_Uit te voeren taken_:
a) Beantwoord deze vragen over de tekst over zelf brood bakken:
(i) In welke twee gebieden bleek goed brood niet in overvloed te krijgen?
(ii) Hoeveel jaar lang werd er elke dag zelf brood gebakken?
(iii) Welk stofje in het meel gedraagt zich bij goed kneden als elastische ballonnetjes?
b) Citeer letterlijk uit de tekst over zelf brood bakken het stuk vanaf "Nu bak ik als" tot en met "duur parfummetje tegenop?!".

_Aangeleverde tekst_:
Deze witte roomboter-dinerbroodjes zijn superlicht, luchtig en zacht: verrukkelijk bij elke maaltijd!
Lees mijn broodbaktips en bak voortaan je dinerbroodjes zelf!
Zelf brood bakken, elke dag weer
Konden we in Argentinië nog in overvloed beschikken over goed brood, in Afrika en Maleisië bleek dat heel anders te zijn. Zelf bakken was dus het devies. En dat deed ik; elke dag weer, jaar in jaar uit! Zes jaar lang…
En ik genoot ervan!
Maar voor het zo ver was, moest ik het ambacht eerst onder de knie krijgen. Gelukkig had ik met een vooruitziende blik een heel aantal broodboeken ingepakt in mijn culinaire bagage voordat ik naar Afrika vertrok. Die spelde ik die eerste paar maanden onder de palmen helemaal uit. En ondertussen begon ik met experimenteren.
Brood van eigen deeg
Brood bakken is niet iets wat je zo maar even op een namiddag leert. Voor goed brood moet je je houden aan een heleboel regeltjes; tegelijkertijd. Zie je ook maar één regeltje over het hoofd, dan kan je brood eindigen in een debacle… Geloof me: dat is me meer dan eens overkomen! Maar van lieverlee sleten alle regeltjes er in. En er kwam brood op de plank, heerlijk brood!
Terug in Nederland is de druk van de ketel. Ik hoef niet meer per se zelf voor ons dagelijkse brood te zorgen.
De geur van versgebakken brood...
Nu bak ik als hobby. Heerlijk ontspannend vind ik het. Als ik echt tot rust wil komen, dan haal ik mijn gist en mijn meel tevoorschijn en ga aan de slag. Geen gejakker en gejaag meer: het brood is de baas! Het dwingt mij geduld te hebben en rustig de tijd te nemen.
Nog steeds geniet ik met volle teugen van elke baksessie. Dat soepele deeg in mijn handen, de magie van die rijzende deegbolletjes, de prachtige goudbruine kleur van het versgebakken brood… En natuurlijk die heerlijke geur: daar kan toch geen duur parfummetje tegenop?!
Wil je ook leren brood bakken? Lees dan hieronder de belangrijkste, onvermijdelijke, regeltjes en ga (pas daarna) aan de slag met het recept voor verrukkelijk zachte roomboter-dinerbroodjes met maanzaad en sesamzaadjes.
De onvermijdelijke regeltjes voor het bakken van lekker brood
Hoe gebruik je gist?
"Beestjes" die scheten laten
Ik vertelde haar het verhaal van die hele kleine “beestjes”, die wij in het brooddeeg stopten. Hele belangrijke beestjes, die we goed te vriend moesten houden en het heerlijk naar hun zin moesten maken. Want dán, dan gingen ze allemaal scheetjes laten (koolzuurgas produceren) die de noodzakelijke luchtbelletjes vormden die het brood zo lekker luchtig maakten. En als we dan ook nog goed zouden kneden, dan was er een stofje in het meel, het gluten, dat zich als elastische ballonnetjes ging gedragen en dat vervolgens al die luchtbelletjes gevangen hield, zodat ze niet konden ontsnappen voordat we het brood gebakken hadden.

Opmaakgegevens

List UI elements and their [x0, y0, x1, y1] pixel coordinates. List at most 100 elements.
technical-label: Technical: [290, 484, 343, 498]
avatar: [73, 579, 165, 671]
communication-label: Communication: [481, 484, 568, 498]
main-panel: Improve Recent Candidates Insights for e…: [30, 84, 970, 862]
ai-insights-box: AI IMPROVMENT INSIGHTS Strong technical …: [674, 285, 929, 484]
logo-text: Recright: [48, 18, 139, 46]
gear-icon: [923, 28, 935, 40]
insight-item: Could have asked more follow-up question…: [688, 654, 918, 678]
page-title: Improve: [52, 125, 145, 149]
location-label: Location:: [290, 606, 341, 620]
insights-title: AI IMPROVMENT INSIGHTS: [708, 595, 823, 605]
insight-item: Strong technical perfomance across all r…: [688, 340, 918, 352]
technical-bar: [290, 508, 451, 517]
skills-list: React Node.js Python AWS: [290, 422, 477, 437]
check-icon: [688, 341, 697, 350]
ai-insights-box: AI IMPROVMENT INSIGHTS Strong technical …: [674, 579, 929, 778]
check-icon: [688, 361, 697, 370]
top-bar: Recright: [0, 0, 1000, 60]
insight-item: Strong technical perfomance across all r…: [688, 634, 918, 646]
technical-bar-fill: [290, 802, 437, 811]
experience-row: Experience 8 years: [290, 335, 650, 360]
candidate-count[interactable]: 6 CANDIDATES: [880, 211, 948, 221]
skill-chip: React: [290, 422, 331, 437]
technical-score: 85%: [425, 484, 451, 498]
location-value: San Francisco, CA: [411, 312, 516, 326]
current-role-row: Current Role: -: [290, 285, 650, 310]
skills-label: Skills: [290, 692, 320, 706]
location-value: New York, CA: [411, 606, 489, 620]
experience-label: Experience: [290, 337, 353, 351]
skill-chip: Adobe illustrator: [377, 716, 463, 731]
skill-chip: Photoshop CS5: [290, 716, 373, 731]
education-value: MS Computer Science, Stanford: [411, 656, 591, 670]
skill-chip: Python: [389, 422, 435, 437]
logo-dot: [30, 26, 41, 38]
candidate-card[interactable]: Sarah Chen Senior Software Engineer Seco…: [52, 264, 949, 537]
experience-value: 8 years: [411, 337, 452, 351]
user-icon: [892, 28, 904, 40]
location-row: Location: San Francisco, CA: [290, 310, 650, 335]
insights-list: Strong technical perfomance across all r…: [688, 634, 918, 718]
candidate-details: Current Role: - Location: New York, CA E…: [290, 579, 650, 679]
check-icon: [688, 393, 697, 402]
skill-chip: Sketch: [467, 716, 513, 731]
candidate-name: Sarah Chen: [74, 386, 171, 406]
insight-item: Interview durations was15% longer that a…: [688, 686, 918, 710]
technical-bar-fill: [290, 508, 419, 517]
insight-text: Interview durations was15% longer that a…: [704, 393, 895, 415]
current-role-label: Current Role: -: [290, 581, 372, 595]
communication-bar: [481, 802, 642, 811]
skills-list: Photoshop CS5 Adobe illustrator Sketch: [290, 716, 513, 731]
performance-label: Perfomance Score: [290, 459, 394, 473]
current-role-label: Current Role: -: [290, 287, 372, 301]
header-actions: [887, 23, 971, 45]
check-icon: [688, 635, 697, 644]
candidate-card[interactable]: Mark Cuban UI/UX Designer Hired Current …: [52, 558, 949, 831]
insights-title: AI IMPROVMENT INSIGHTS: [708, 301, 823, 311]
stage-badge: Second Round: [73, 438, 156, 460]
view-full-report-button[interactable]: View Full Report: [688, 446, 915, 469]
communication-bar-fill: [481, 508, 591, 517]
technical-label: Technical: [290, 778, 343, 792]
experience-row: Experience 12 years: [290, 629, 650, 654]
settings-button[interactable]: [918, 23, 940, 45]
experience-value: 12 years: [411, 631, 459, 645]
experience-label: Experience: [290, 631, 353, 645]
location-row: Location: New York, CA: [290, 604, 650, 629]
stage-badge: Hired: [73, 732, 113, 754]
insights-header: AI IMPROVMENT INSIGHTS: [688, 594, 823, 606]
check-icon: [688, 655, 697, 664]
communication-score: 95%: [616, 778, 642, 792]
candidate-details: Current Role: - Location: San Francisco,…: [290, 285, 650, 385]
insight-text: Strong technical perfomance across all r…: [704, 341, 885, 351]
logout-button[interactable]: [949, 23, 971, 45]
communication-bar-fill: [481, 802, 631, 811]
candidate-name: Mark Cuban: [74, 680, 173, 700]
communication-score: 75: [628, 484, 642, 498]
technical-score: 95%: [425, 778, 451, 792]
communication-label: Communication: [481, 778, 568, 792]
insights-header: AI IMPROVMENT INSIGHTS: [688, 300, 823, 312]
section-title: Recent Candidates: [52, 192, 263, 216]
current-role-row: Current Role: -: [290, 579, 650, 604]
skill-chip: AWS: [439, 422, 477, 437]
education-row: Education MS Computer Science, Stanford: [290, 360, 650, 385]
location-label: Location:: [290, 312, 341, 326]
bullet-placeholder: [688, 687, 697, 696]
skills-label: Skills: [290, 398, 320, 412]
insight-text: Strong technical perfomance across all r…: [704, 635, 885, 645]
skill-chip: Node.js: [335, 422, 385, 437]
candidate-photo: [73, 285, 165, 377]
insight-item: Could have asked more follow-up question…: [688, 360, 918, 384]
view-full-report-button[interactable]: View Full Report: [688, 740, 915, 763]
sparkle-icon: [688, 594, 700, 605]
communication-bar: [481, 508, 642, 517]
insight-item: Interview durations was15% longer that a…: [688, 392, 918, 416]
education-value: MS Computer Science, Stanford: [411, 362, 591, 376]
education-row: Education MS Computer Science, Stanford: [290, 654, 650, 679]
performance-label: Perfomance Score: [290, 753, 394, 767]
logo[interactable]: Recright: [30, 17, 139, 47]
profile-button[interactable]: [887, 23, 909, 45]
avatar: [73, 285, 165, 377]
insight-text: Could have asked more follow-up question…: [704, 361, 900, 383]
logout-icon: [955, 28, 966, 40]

_Oplossingen per taak_:
a)
(i) Afrika en Maleisië
(ii) Zes jaar
(iii) Het gluten

b)
Nu bak ik als hobby. Heerlijk ontspannend vind ik het. Als ik echt tot rust wil komen, dan haal ik mijn gist en mijn meel tevoorschijn en ga aan de slag. Geen gejakker en gejaag meer: het brood is de baas! Het dwingt mij geduld te hebben en rustig de tijd te nemen.
Nog steeds geniet ik met volle teugen van elke baksessie. Dat soepele deeg in mijn handen, de magie van die rijzende deegbolletjes, de prachtige goudbruine kleur van het versgebakken brood… En natuurlijk die heerlijke geur: daar kan toch geen duur parfummetje tegenop?!